## Work instructions:
Show every line containing "image" by copying it.
───── Working data ─────
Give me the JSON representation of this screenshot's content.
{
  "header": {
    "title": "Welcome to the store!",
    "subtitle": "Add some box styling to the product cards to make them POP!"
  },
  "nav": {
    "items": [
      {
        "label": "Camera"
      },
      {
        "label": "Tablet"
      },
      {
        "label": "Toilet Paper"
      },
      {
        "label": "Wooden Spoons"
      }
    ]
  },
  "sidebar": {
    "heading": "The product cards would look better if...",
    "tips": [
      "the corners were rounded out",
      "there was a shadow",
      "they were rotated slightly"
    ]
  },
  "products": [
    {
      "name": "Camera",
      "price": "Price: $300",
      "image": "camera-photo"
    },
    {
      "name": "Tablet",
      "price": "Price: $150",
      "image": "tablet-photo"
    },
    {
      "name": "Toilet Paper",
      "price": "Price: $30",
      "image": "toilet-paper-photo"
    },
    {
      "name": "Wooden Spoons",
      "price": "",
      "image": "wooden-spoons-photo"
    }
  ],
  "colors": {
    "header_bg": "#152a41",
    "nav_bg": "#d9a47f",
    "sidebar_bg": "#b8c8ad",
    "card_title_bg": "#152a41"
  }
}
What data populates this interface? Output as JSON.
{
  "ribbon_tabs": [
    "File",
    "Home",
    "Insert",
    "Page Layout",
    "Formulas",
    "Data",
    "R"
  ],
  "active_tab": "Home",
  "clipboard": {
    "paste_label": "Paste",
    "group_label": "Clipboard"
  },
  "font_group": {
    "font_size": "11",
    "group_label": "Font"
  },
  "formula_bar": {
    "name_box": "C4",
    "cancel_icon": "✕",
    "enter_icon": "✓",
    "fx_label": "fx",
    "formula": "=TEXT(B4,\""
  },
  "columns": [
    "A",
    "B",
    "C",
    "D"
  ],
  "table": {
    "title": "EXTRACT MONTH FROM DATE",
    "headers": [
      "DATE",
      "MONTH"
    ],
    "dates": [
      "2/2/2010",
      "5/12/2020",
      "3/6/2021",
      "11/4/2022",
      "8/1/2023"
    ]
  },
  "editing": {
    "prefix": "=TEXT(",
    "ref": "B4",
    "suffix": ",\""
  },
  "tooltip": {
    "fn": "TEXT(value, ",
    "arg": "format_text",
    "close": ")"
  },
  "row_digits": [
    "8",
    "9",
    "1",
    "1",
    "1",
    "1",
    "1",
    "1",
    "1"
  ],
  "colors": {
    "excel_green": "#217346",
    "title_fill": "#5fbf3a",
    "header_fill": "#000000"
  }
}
─────
## Exercise result:
      "image": "camera-photo"
      "image": "tablet-photo"
      "image": "toilet-paper-photo"
      "image": "wooden-spoons-photo"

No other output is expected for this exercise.